* Text passage:
╔══

That’s a very comprehensive list. It doesn’t, however, offer anything which the free Google Analytics service won’t tell you. The unique selling point of the stats must therefore be usability, as Google Analytics has far more features than a blogger needs, and not all information on the above list is easy to find within Google’s product. For example, to see exact referral addresses rather than just referring domains in Analytics, you have to click on

  • Marketing Optimization ->
  • Visitor Segment Performance ->
  • Referring Source ->
  • Analysis Options Button ->
  • Cross Segment Performance ->
  • Content

That is far to many steps, with far to much jargon for any but the most determined blogger to successfully find detailed stats. There is then, a gap in the market for an easy to use stats tool for bloggers (especially after the likely demise of Performancing Metrics).

At the moment I’m waiting for the stats to populate on Gizbuzz’s Feedburner Dashboard. My intention is to run both stats systems in parallel. On a day to day basis I will use Feedburner (barring any usability or accuracy problems), but I will dig into GAnalytics for more detailed analysis not available from Feedburner. It will certainly be useful to have all stats in one place, nicely displayed (see the screenshots provided by Feedburner after the jump).

╚══

* Extracted entries:
╔══

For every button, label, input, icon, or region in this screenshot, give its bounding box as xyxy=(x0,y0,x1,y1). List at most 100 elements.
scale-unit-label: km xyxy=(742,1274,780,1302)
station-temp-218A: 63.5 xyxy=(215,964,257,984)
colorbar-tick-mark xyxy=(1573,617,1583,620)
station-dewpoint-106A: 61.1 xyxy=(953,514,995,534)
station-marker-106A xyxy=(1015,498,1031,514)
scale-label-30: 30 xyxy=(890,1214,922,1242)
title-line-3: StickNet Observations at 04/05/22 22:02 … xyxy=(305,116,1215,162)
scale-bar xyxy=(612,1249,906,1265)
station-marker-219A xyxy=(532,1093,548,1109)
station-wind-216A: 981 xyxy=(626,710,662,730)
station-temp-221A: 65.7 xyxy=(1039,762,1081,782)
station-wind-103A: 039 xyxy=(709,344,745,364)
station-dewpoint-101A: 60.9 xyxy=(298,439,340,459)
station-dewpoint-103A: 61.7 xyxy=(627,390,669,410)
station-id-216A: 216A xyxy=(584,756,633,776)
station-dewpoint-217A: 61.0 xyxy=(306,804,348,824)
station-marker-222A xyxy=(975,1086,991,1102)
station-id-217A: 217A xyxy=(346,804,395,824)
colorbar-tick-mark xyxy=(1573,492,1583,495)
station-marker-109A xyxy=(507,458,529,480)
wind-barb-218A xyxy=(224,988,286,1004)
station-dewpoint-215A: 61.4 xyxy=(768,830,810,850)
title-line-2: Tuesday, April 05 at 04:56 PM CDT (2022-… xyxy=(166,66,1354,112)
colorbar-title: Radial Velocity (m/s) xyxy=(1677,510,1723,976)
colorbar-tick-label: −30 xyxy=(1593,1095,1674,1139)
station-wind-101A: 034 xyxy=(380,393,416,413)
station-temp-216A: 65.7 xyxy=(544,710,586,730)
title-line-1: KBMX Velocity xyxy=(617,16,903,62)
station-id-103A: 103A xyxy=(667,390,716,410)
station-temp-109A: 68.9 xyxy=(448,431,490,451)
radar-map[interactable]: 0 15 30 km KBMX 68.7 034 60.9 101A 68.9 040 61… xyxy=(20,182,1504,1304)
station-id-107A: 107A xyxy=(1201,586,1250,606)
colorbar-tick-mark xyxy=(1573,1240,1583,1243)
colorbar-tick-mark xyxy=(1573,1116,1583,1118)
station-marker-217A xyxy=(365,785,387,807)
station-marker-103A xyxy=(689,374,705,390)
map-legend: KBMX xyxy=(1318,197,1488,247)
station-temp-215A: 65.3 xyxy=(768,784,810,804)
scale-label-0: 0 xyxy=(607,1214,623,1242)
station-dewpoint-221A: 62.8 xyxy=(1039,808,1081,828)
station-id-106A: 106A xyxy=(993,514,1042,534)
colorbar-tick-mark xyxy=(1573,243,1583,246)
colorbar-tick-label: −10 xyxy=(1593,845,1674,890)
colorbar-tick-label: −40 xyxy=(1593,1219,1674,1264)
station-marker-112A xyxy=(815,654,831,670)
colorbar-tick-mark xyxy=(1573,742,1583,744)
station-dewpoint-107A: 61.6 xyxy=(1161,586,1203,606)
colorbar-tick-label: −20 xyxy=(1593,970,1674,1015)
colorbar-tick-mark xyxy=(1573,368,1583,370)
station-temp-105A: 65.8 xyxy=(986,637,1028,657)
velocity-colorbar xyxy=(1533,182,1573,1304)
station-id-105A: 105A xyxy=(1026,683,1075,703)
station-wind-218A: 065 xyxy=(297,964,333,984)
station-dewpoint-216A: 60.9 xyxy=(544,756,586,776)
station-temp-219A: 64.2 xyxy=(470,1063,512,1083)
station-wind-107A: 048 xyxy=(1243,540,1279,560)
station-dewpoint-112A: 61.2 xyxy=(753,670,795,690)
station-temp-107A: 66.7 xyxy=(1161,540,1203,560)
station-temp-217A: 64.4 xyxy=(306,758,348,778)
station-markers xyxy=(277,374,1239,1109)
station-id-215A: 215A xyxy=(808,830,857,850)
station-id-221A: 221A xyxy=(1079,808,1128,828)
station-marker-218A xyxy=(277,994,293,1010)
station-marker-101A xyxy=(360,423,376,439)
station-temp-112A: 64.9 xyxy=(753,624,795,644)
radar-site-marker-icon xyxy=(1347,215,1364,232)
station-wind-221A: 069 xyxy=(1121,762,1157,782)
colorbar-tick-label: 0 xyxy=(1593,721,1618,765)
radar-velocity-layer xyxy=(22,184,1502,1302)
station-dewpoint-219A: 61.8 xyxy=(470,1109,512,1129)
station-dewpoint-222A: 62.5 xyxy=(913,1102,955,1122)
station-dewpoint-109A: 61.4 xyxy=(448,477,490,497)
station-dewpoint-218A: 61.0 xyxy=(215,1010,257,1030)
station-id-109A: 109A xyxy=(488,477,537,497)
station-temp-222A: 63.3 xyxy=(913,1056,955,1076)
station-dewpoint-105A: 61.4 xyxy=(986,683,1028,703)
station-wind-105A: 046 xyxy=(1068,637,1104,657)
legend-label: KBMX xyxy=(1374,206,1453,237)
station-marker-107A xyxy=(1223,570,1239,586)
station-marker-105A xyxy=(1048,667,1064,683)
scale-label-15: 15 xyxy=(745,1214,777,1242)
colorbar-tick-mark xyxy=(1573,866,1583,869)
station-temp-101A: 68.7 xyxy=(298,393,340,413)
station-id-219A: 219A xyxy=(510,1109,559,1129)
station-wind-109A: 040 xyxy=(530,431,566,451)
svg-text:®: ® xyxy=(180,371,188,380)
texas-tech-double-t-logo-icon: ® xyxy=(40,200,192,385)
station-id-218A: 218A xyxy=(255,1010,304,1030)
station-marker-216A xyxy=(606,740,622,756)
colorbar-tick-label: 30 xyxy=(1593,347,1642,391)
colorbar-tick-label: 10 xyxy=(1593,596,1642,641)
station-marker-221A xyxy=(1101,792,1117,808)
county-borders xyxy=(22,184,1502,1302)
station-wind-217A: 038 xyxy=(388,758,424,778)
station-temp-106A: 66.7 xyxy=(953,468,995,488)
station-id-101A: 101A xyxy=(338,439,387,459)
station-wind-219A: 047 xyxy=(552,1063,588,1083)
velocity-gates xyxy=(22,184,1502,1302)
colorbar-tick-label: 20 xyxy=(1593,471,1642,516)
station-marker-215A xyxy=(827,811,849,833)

╚══

* Exercise objective: Carry on the post comparing Feedburner stats with Google Analytics, starting right after its last sentence. The data is separate material and is not connected to the text about blog statistics tools.

* Exercise result:
I’m going to go out on a limb and say that FeedBurner will be acquired itself during 2007 - it has a product which is indispensable to bloggers, and with new people deciding to blog every week, its target market continues to boom. The question is who; Google already has Measuremap (a stats service similar to the Site seciton of Feedburner’s offering, but which is yet to be released), although no RSS metrics tool. However, I think it would make sense for them to buy Feedburner and integrate it with Blogger. That, along with the release of the new version of Blogger and now the ability to use your own domain name without paying for hosting, could make Google’s struggling product a market leader in the hosted blog sector.

Screenshots after the jump

Posted in Blogging, Web 2.0. January 5, 2007

3 Comments »

  1. I’m going to dispute that final point and say FeedBurner is going to acquire someone else rather than selling. I think they see that they are doing extremely well on their own - in my opinion the only advantage to being rolled up in a major tech company is that ad sales will be better. In the case of a Google purchase, merging with Blogger’s services would riddle FeedBurner with spam and likely lead to a time when FeedBurner only manages Blogger feeds (goodness no!).

    I’m surprised they haven’t made an offer for Performancing (then again they might have for all we know).

    Comment by Chris — January 6, 2007 @ 4:45 am
  2. Why would FeedBurner want Performancing? They have FAN and a comprehensive stats product, both better than Performancing’s efforts. Performancing also doesn’t have that much traction.

    The only thing they would get would be the extension, which won’t ever generate revenue anyway, will it?

    On the other hand, if Google bought feedburner they would know exactly how many people subscribe to everyone’s feed, as well as knowing how many people visit all the websites from Analytics! Maybe then they would play ball and report to FeedBurner users how many google subscribers there are to a feed, rather than hide their market share.

    Comment by Huw — January 6, 2007 @ 8:27 pm
  3. Because Performancing is going down the tube and they can acquire their users. Obviously FeedBurner doesn’t need the technology. It’d be nothing more than a way to increase their presence.